(Data extracted from a collection)
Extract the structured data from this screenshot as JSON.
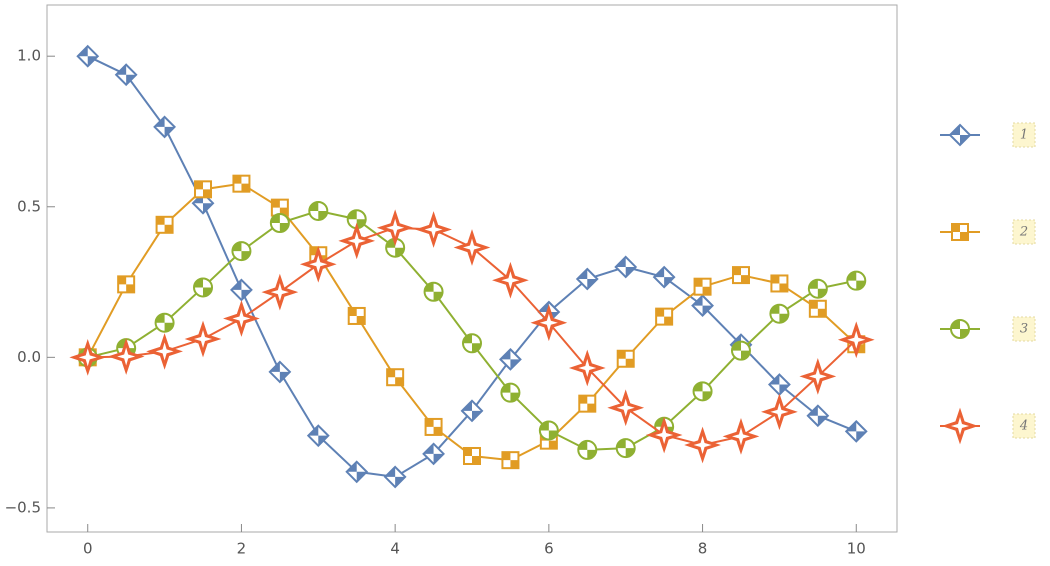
{
  "chart_data": {
    "type": "line",
    "x": [
      0,
      0.5,
      1,
      1.5,
      2,
      2.5,
      3,
      3.5,
      4,
      4.5,
      5,
      5.5,
      6,
      6.5,
      7,
      7.5,
      8,
      8.5,
      9,
      9.5,
      10
    ],
    "series": [
      {
        "name": "1",
        "color": "#5e81b5",
        "marker": "diamond",
        "values": [
          1,
          0.9385,
          0.7652,
          0.5118,
          0.2239,
          -0.0484,
          -0.2601,
          -0.3801,
          -0.3971,
          -0.3205,
          -0.1776,
          -0.0068,
          0.1506,
          0.2601,
          0.3001,
          0.2663,
          0.1717,
          0.0419,
          -0.0903,
          -0.1939,
          -0.2459
        ]
      },
      {
        "name": "2",
        "color": "#e19c24",
        "marker": "square",
        "values": [
          0,
          0.2423,
          0.4401,
          0.5579,
          0.5767,
          0.4971,
          0.3391,
          0.1374,
          -0.066,
          -0.2311,
          -0.3276,
          -0.3414,
          -0.2767,
          -0.1538,
          -0.0047,
          0.1352,
          0.2346,
          0.2731,
          0.2453,
          0.1613,
          0.0435
        ]
      },
      {
        "name": "3",
        "color": "#8fb032",
        "marker": "circle",
        "values": [
          0,
          0.0306,
          0.1149,
          0.2321,
          0.3528,
          0.4461,
          0.4861,
          0.4586,
          0.3641,
          0.2178,
          0.0466,
          -0.1173,
          -0.2429,
          -0.3074,
          -0.3014,
          -0.2303,
          -0.113,
          0.0223,
          0.1448,
          0.2279,
          0.2546
        ]
      },
      {
        "name": "4",
        "color": "#eb6235",
        "marker": "star",
        "values": [
          0,
          0.0026,
          0.0196,
          0.061,
          0.1289,
          0.2166,
          0.3091,
          0.3868,
          0.4302,
          0.4247,
          0.3648,
          0.2561,
          0.1148,
          -0.0353,
          -0.1676,
          -0.2581,
          -0.2911,
          -0.2626,
          -0.1809,
          -0.0634,
          0.0584
        ]
      }
    ],
    "xlim": [
      -0.53,
      10.53
    ],
    "ylim": [
      -0.58,
      1.17
    ],
    "xticks": [
      0,
      2,
      4,
      6,
      8,
      10
    ],
    "yticks": [
      {
        "value": -0.5,
        "label": "−0.5"
      },
      {
        "value": 0,
        "label": "0.0"
      },
      {
        "value": 0.5,
        "label": "0.5"
      },
      {
        "value": 1,
        "label": "1.0"
      }
    ],
    "grid": false,
    "legend": "right"
  }
}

WRITTEN INSTRUCTION. Write out the records above exactly as they stand, leaving out every picture.

THE RESPONSE.
Extract the structured data from this screenshot as JSON.
{
  "chart_data": {
    "type": "line",
    "x": [
      0,
      0.5,
      1,
      1.5,
      2,
      2.5,
      3,
      3.5,
      4,
      4.5,
      5,
      5.5,
      6,
      6.5,
      7,
      7.5,
      8,
      8.5,
      9,
      9.5,
      10
    ],
    "series": [
      {
        "name": "1",
        "color": "#5e81b5",
        "marker": "diamond",
        "values": [
          1,
          0.9385,
          0.7652,
          0.5118,
          0.2239,
          -0.0484,
          -0.2601,
          -0.3801,
          -0.3971,
          -0.3205,
          -0.1776,
          -0.0068,
          0.1506,
          0.2601,
          0.3001,
          0.2663,
          0.1717,
          0.0419,
          -0.0903,
          -0.1939,
          -0.2459
        ]
      },
      {
        "name": "2",
        "color": "#e19c24",
        "marker": "square",
        "values": [
          0,
          0.2423,
          0.4401,
          0.5579,
          0.5767,
          0.4971,
          0.3391,
          0.1374,
          -0.066,
          -0.2311,
          -0.3276,
          -0.3414,
          -0.2767,
          -0.1538,
          -0.0047,
          0.1352,
          0.2346,
          0.2731,
          0.2453,
          0.1613,
          0.0435
        ]
      },
      {
        "name": "3",
        "color": "#8fb032",
        "marker": "circle",
        "values": [
          0,
          0.0306,
          0.1149,
          0.2321,
          0.3528,
          0.4461,
          0.4861,
          0.4586,
          0.3641,
          0.2178,
          0.0466,
          -0.1173,
          -0.2429,
          -0.3074,
          -0.3014,
          -0.2303,
          -0.113,
          0.0223,
          0.1448,
          0.2279,
          0.2546
        ]
      },
      {
        "name": "4",
        "color": "#eb6235",
        "marker": "star",
        "values": [
          0,
          0.0026,
          0.0196,
          0.061,
          0.1289,
          0.2166,
          0.3091,
          0.3868,
          0.4302,
          0.4247,
          0.3648,
          0.2561,
          0.1148,
          -0.0353,
          -0.1676,
          -0.2581,
          -0.2911,
          -0.2626,
          -0.1809,
          -0.0634,
          0.0584
        ]
      }
    ],
    "xlim": [
      -0.53,
      10.53
    ],
    "ylim": [
      -0.58,
      1.17
    ],
    "xticks": [
      0,
      2,
      4,
      6,
      8,
      10
    ],
    "yticks": [
      {
        "value": -0.5,
        "label": "−0.5"
      },
      {
        "value": 0,
        "label": "0.0"
      },
      {
        "value": 0.5,
        "label": "0.5"
      },
      {
        "value": 1,
        "label": "1.0"
      }
    ],
    "grid": false,
    "legend": "right"
  }
}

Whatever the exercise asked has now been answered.